> _Exercise details_
In the records below, swap each "Power walking" for "Brisk walking" and write the lines out again with nothing else changed, leaving out the pictures.

****

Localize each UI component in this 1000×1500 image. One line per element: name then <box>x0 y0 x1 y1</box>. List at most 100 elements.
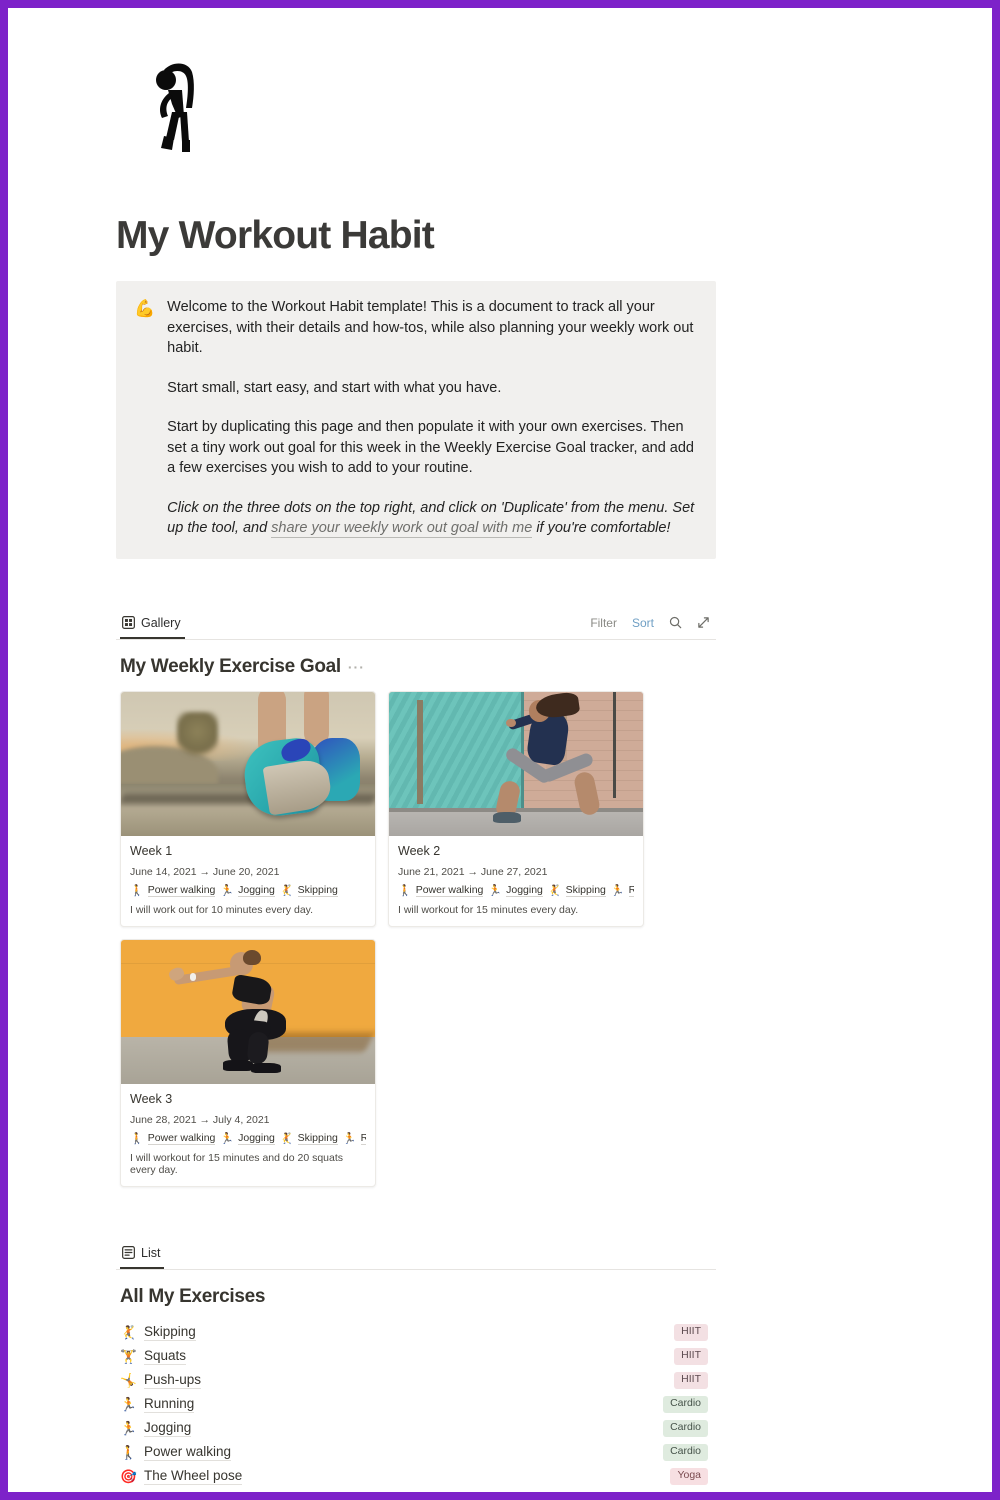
list-toolbar: List <box>116 1237 716 1270</box>
exercise-name[interactable]: The Wheel pose <box>144 1468 243 1485</box>
relation-chip[interactable]: 🚶 Power walking <box>130 1132 216 1145</box>
relation-chip[interactable]: 🏃 Jogging <box>220 883 275 897</box>
gallery-toolbar: Gallery Filter Sort <box>116 607 716 640</box>
list-item[interactable]: 🤾 Skipping HIIT <box>120 1321 716 1345</box>
card-cover-image <box>389 691 643 836</box>
category-tag: Cardio <box>663 1396 708 1413</box>
relation-chip[interactable]: 🏃Running <box>343 1132 366 1145</box>
gallery-card-grid: Week 1 June 14, 2021 → June 20, 2021 🚶 Po… <box>116 690 716 1187</box>
gallery-database-title[interactable]: My Weekly Exercise Goal ··· <box>120 656 716 678</box>
gallery-card[interactable]: Week 1 June 14, 2021 → June 20, 2021 🚶 Po… <box>120 690 376 927</box>
card-note: I will work out for 10 minutes every day… <box>130 903 314 916</box>
expand-icon[interactable] <box>697 616 710 629</box>
callout-body: Welcome to the Workout Habit template! T… <box>167 297 698 539</box>
filter-button[interactable]: Filter <box>590 616 617 630</box>
walking-icon: 🚶 <box>130 1132 144 1145</box>
card-title[interactable]: Week 2 <box>398 844 634 858</box>
relation-chip[interactable]: 🤾 Skipping <box>280 884 338 897</box>
exercise-name[interactable]: Push-ups <box>144 1372 202 1389</box>
running-icon: 🏃 <box>488 884 503 897</box>
relation-chip[interactable]: 🏃 Jogging <box>488 883 543 897</box>
relation-chip[interactable]: 🚶 Power walking <box>130 883 216 897</box>
person-stretching-glyph <box>156 63 194 152</box>
relation-label: Jogging <box>506 883 543 897</box>
list-item[interactable]: 🏃 Running Cardio <box>120 1393 716 1417</box>
list-item[interactable]: 🚶 Power walking Cardio <box>120 1441 716 1465</box>
category-tag: Cardio <box>663 1420 708 1437</box>
running-icon: 🏃 <box>220 1132 235 1145</box>
category-tag: HIIT <box>674 1372 708 1389</box>
card-note: I will workout for 15 minutes and do 20 … <box>130 1151 344 1176</box>
gallery-card[interactable]: Week 3 June 28, 2021 → July 4, 2021 🚶 Pow… <box>120 938 376 1187</box>
list-item[interactable]: 🏃 Jogging Cardio <box>120 1417 716 1441</box>
callout-paragraph: Start small, start easy, and start with … <box>167 379 502 396</box>
exercise-name[interactable]: Squats <box>144 1348 187 1365</box>
running-icon: 🏃 <box>220 884 235 897</box>
relation-chip[interactable]: 🏃 Jogging <box>220 1131 275 1145</box>
gallery-options-icon[interactable]: ··· <box>348 659 365 675</box>
callout-paragraph: Start by duplicating this page and then … <box>167 419 694 476</box>
card-date-range: June 21, 2021 → June 27, 2021 <box>398 865 548 878</box>
card-title[interactable]: Week 3 <box>130 1092 366 1106</box>
list-title-text: All My Exercises <box>120 1285 266 1307</box>
exercise-list: 🤾 Skipping HIIT 🏋 Squats HIIT 🤸 Push-ups… <box>116 1321 716 1493</box>
weekly-goal-database: Gallery Filter Sort My Weekly Exercise G… <box>116 607 716 1187</box>
welcome-callout: 💪 Welcome to the Workout Habit template!… <box>116 281 716 559</box>
card-cover-image <box>121 691 375 836</box>
relation-label: Skipping <box>565 883 606 897</box>
jogging-icon: 🏃 <box>120 1420 137 1436</box>
list-database-title[interactable]: All My Exercises <box>120 1286 716 1308</box>
squats-icon: 🏋 <box>120 1348 137 1364</box>
card-relations: 🚶 Power walking 🏃 Jogging 🤾 Skipping <box>130 884 366 897</box>
relation-chip[interactable]: 🤾 Skipping <box>280 1132 338 1145</box>
gallery-card[interactable]: Week 2 June 21, 2021 → June 27, 2021 🚶 Po… <box>388 690 644 927</box>
pushup-icon: 🤸 <box>120 1372 137 1388</box>
share-goal-link[interactable]: share your weekly work out goal with me <box>271 520 533 538</box>
category-tag: HIIT <box>674 1348 708 1365</box>
person-stretching-icon[interactable] <box>142 50 716 170</box>
gallery-tool-group: Filter Sort <box>590 616 716 630</box>
walking-icon: 🚶 <box>130 884 144 897</box>
flexed-biceps-icon: 💪 <box>134 299 156 318</box>
tab-list-label: List <box>141 1245 161 1260</box>
page-title[interactable]: My Workout Habit <box>116 214 716 258</box>
card-relations: 🚶Power walking 🏃Jogging 🤾Skipping 🏃Runni… <box>130 1132 366 1145</box>
card-date-range: June 28, 2021 → July 4, 2021 <box>130 1113 270 1126</box>
list-item[interactable]: 🤸 Push-ups HIIT <box>120 1369 716 1393</box>
tab-list[interactable]: List <box>120 1236 164 1269</box>
exercise-name[interactable]: Jogging <box>144 1420 192 1437</box>
walking-icon: 🚶 <box>398 884 412 897</box>
card-note: I will workout for 15 minutes every day. <box>398 903 579 916</box>
card-title[interactable]: Week 1 <box>130 844 366 858</box>
relation-label: Jogging <box>238 883 275 897</box>
relation-label: Power walking <box>147 883 216 897</box>
relation-label: Skipping <box>297 1131 338 1145</box>
woman-running-photo <box>389 691 643 836</box>
list-view-icon <box>122 1246 135 1259</box>
sort-button[interactable]: Sort <box>632 616 654 630</box>
exercise-name[interactable]: Power walking <box>144 1444 232 1461</box>
search-icon[interactable] <box>669 616 682 629</box>
list-item[interactable]: 🐈 Cat-cow pose Yoga <box>120 1489 716 1493</box>
skipping-icon: 🤾 <box>120 1324 137 1340</box>
relation-label: Running <box>628 884 634 897</box>
instruction-text-after: if you're comfortable! <box>532 520 671 536</box>
card-date-range: June 14, 2021 → June 20, 2021 <box>130 865 280 878</box>
relation-label: Jogging <box>238 1131 275 1145</box>
skipping-icon: 🤾 <box>279 1132 294 1145</box>
list-item[interactable]: 🏋 Squats HIIT <box>120 1345 716 1369</box>
tab-gallery-label: Gallery <box>141 615 181 630</box>
relation-chip[interactable]: 🏃Running <box>611 884 634 897</box>
exercise-name[interactable]: Skipping <box>144 1324 196 1341</box>
list-item[interactable]: 🎯 The Wheel pose Yoga <box>120 1465 716 1489</box>
running-icon: 🏃 <box>610 884 625 897</box>
exercise-name[interactable]: Running <box>144 1396 195 1413</box>
all-exercises-database: List All My Exercises 🤾 Skipping HIIT 🏋 <box>116 1237 716 1493</box>
relation-chip[interactable]: 🤾 Skipping <box>548 884 606 897</box>
relation-chip[interactable]: 🚶 Power walking <box>398 884 484 897</box>
tab-gallery[interactable]: Gallery <box>120 606 185 639</box>
callout-instruction: Click on the three dots on the top right… <box>167 498 698 539</box>
gallery-view-icon <box>122 616 135 629</box>
card-cover-image <box>121 939 375 1084</box>
walking-icon: 🚶 <box>120 1444 137 1460</box>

****

> _Exercise result_
Localize each UI component in this 1000×1500 image. One line per element: name then <box>x0 y0 x1 y1</box>. List at most 100 elements.
list-toolbar: List <box>116 1237 716 1270</box>
exercise-name[interactable]: The Wheel pose <box>144 1468 243 1485</box>
relation-chip[interactable]: 🚶 Brisk walking <box>130 1132 216 1145</box>
relation-chip[interactable]: 🏃 Jogging <box>220 883 275 897</box>
gallery-toolbar: Gallery Filter Sort <box>116 607 716 640</box>
list-item[interactable]: 🤾 Skipping HIIT <box>120 1321 716 1345</box>
card-cover-image <box>389 691 643 836</box>
category-tag: Cardio <box>663 1396 708 1413</box>
relation-chip[interactable]: 🏃Running <box>343 1132 366 1145</box>
gallery-card-grid: Week 1 June 14, 2021 → June 20, 2021 🚶 Po… <box>116 690 716 1187</box>
gallery-database-title[interactable]: My Weekly Exercise Goal ··· <box>120 656 716 678</box>
gallery-card[interactable]: Week 1 June 14, 2021 → June 20, 2021 🚶 Po… <box>120 690 376 927</box>
card-note: I will work out for 10 minutes every day… <box>130 903 314 916</box>
expand-icon[interactable] <box>697 616 710 629</box>
callout-body: Welcome to the Workout Habit template! T… <box>167 297 698 539</box>
filter-button[interactable]: Filter <box>590 616 617 630</box>
walking-icon: 🚶 <box>130 1132 144 1145</box>
card-title[interactable]: Week 2 <box>398 844 634 858</box>
relation-chip[interactable]: 🤾 Skipping <box>280 884 338 897</box>
exercise-name[interactable]: Push-ups <box>144 1372 202 1389</box>
running-icon: 🏃 <box>488 884 503 897</box>
relation-chip[interactable]: 🏃 Jogging <box>488 883 543 897</box>
relation-chip[interactable]: 🚶 Brisk walking <box>130 883 216 897</box>
person-stretching-glyph <box>156 63 194 152</box>
relation-label: Jogging <box>506 883 543 897</box>
list-item[interactable]: 🏃 Running Cardio <box>120 1393 716 1417</box>
list-item[interactable]: 🚶 Brisk walking Cardio <box>120 1441 716 1465</box>
category-tag: Cardio <box>663 1420 708 1437</box>
running-icon: 🏃 <box>220 1132 235 1145</box>
category-tag: HIIT <box>674 1372 708 1389</box>
card-note: I will workout for 15 minutes and do 20 … <box>130 1151 344 1176</box>
gallery-card[interactable]: Week 3 June 28, 2021 → July 4, 2021 🚶 Pow… <box>120 938 376 1187</box>
list-item[interactable]: 🏃 Jogging Cardio <box>120 1417 716 1441</box>
callout-paragraph: Start small, start easy, and start with … <box>167 379 502 396</box>
exercise-name[interactable]: Squats <box>144 1348 187 1365</box>
running-icon: 🏃 <box>220 884 235 897</box>
relation-chip[interactable]: 🏃 Jogging <box>220 1131 275 1145</box>
gallery-options-icon[interactable]: ··· <box>348 659 365 675</box>
callout-paragraph: Start by duplicating this page and then … <box>167 419 694 476</box>
card-date-range: June 21, 2021 → June 27, 2021 <box>398 865 548 878</box>
card-title[interactable]: Week 3 <box>130 1092 366 1106</box>
list-title-text: All My Exercises <box>120 1285 266 1307</box>
exercise-list: 🤾 Skipping HIIT 🏋 Squats HIIT 🤸 Push-ups… <box>116 1321 716 1493</box>
weekly-goal-database: Gallery Filter Sort My Weekly Exercise G… <box>116 607 716 1187</box>
welcome-callout: 💪 Welcome to the Workout Habit template!… <box>116 281 716 559</box>
card-cover-image <box>121 691 375 836</box>
relation-label: Skipping <box>565 883 606 897</box>
jogging-icon: 🏃 <box>120 1420 137 1436</box>
list-database-title[interactable]: All My Exercises <box>120 1286 716 1308</box>
squats-icon: 🏋 <box>120 1348 137 1364</box>
card-relations: 🚶 Brisk walking 🏃 Jogging 🤾 Skipping <box>130 884 366 897</box>
relation-chip[interactable]: 🤾 Skipping <box>280 1132 338 1145</box>
gallery-card[interactable]: Week 2 June 21, 2021 → June 27, 2021 🚶 Po… <box>388 690 644 927</box>
pushup-icon: 🤸 <box>120 1372 137 1388</box>
share-goal-link[interactable]: share your weekly work out goal with me <box>271 520 533 538</box>
category-tag: HIIT <box>674 1348 708 1365</box>
person-stretching-icon[interactable] <box>142 50 716 170</box>
gallery-tool-group: Filter Sort <box>590 616 716 630</box>
walking-icon: 🚶 <box>130 884 144 897</box>
flexed-biceps-icon: 💪 <box>134 299 156 318</box>
tab-list-label: List <box>141 1245 161 1260</box>
page-title[interactable]: My Workout Habit <box>116 214 716 258</box>
card-relations: 🚶Brisk walking 🏃Jogging 🤾Skipping 🏃Runni… <box>130 1132 366 1145</box>
card-date-range: June 28, 2021 → July 4, 2021 <box>130 1113 270 1126</box>
list-item[interactable]: 🤸 Push-ups HIIT <box>120 1369 716 1393</box>
tab-list[interactable]: List <box>120 1236 164 1269</box>
exercise-name[interactable]: Jogging <box>144 1420 192 1437</box>
walking-icon: 🚶 <box>398 884 412 897</box>
card-note: I will workout for 15 minutes every day. <box>398 903 579 916</box>
card-title[interactable]: Week 1 <box>130 844 366 858</box>
relation-label: Jogging <box>238 883 275 897</box>
relation-label: Brisk walking <box>147 883 216 897</box>
relation-label: Skipping <box>297 1131 338 1145</box>
woman-running-photo <box>389 691 643 836</box>
list-view-icon <box>122 1246 135 1259</box>
sort-button[interactable]: Sort <box>632 616 654 630</box>
exercise-name[interactable]: Brisk walking <box>144 1444 232 1461</box>
search-icon[interactable] <box>669 616 682 629</box>
list-item[interactable]: 🐈 Cat-cow pose Yoga <box>120 1489 716 1493</box>
skipping-icon: 🤾 <box>120 1324 137 1340</box>
relation-label: Running <box>628 884 634 897</box>
instruction-text-after: if you're comfortable! <box>532 520 671 536</box>
card-date-range: June 14, 2021 → June 20, 2021 <box>130 865 280 878</box>
relation-label: Jogging <box>238 1131 275 1145</box>
skipping-icon: 🤾 <box>279 1132 294 1145</box>
list-item[interactable]: 🏋 Squats HIIT <box>120 1345 716 1369</box>
tab-gallery-label: Gallery <box>141 615 181 630</box>
relation-chip[interactable]: 🏃Running <box>611 884 634 897</box>
exercise-name[interactable]: Skipping <box>144 1324 196 1341</box>
list-item[interactable]: 🎯 The Wheel pose Yoga <box>120 1465 716 1489</box>
running-icon: 🏃 <box>610 884 625 897</box>
exercise-name[interactable]: Running <box>144 1396 195 1413</box>
all-exercises-database: List All My Exercises 🤾 Skipping HIIT 🏋 <box>116 1237 716 1493</box>
relation-chip[interactable]: 🤾 Skipping <box>548 884 606 897</box>
relation-chip[interactable]: 🚶 Brisk walking <box>398 884 484 897</box>
tab-gallery[interactable]: Gallery <box>120 606 185 639</box>
callout-instruction: Click on the three dots on the top right… <box>167 498 698 539</box>
gallery-view-icon <box>122 616 135 629</box>
card-cover-image <box>121 939 375 1084</box>
walking-icon: 🚶 <box>120 1444 137 1460</box>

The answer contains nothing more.